Repeat the lines below exactly as they appear, but leave out the images.

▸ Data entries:
*****

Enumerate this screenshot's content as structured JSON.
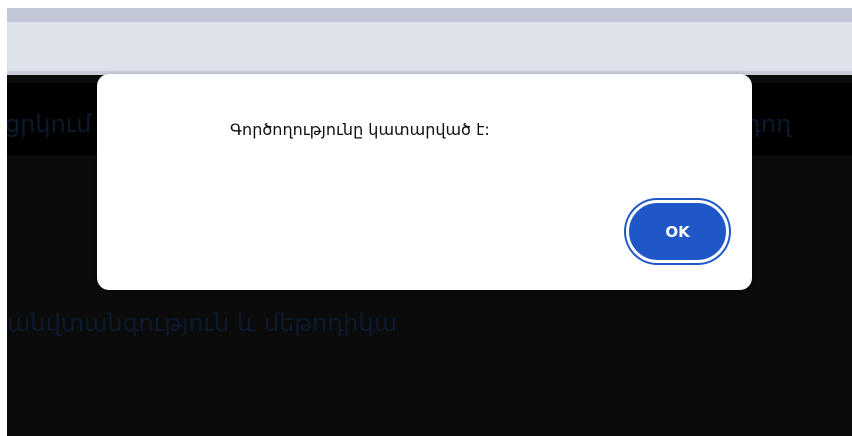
{
  "background": {
    "nav_left": "ցրկում",
    "nav_right": "դող",
    "heading": "անվտանգություն և մեթոդիկա"
  },
  "dialog": {
    "message": "Գործողությունը կատարված է:",
    "ok_label": "OK"
  },
  "colors": {
    "accent": "#1f57c8",
    "page_background": "#0b0b0b",
    "browser_bar": "#dde1ea"
  }
}
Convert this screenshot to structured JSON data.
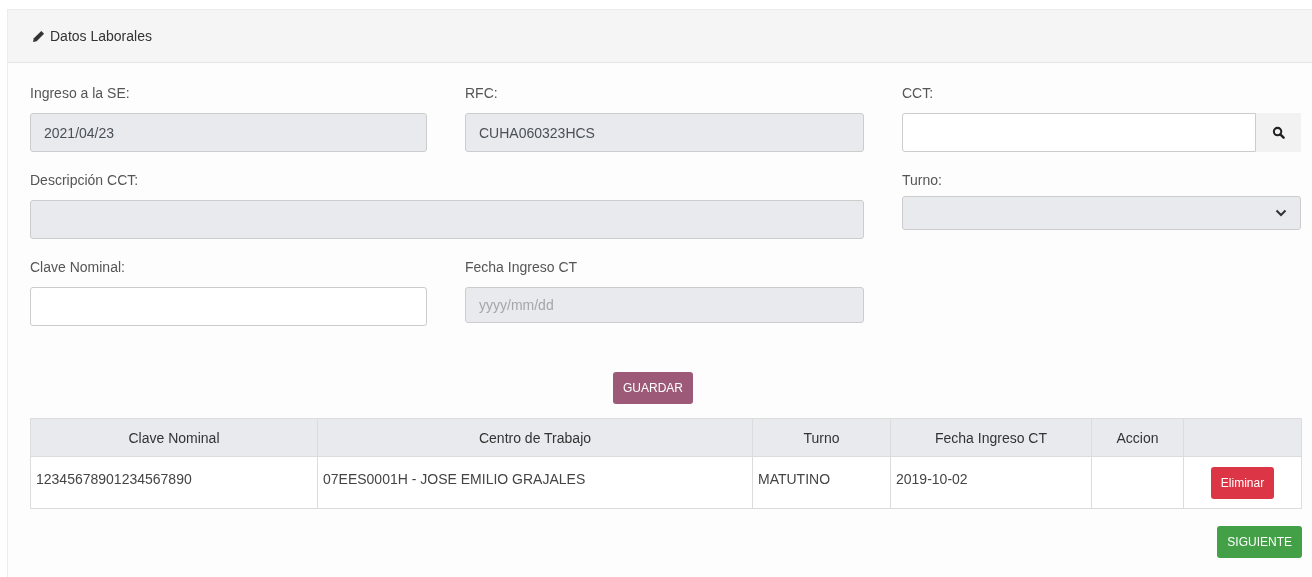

*****

▸ SOLUTION TO THIS TASK:
Enumerate this screenshot's content as structured JSON.
{
  "background": {
    "nav_left": "ցրկում",
    "nav_right": "դող",
    "heading": "անվտանգություն և մեթոդիկա"
  },
  "dialog": {
    "message": "Գործողությունը կատարված է:",
    "ok_label": "OK"
  },
  "colors": {
    "accent": "#1f57c8",
    "page_background": "#0b0b0b",
    "browser_bar": "#dde1ea"
  }
}
Convert this screenshot to structured JSON data.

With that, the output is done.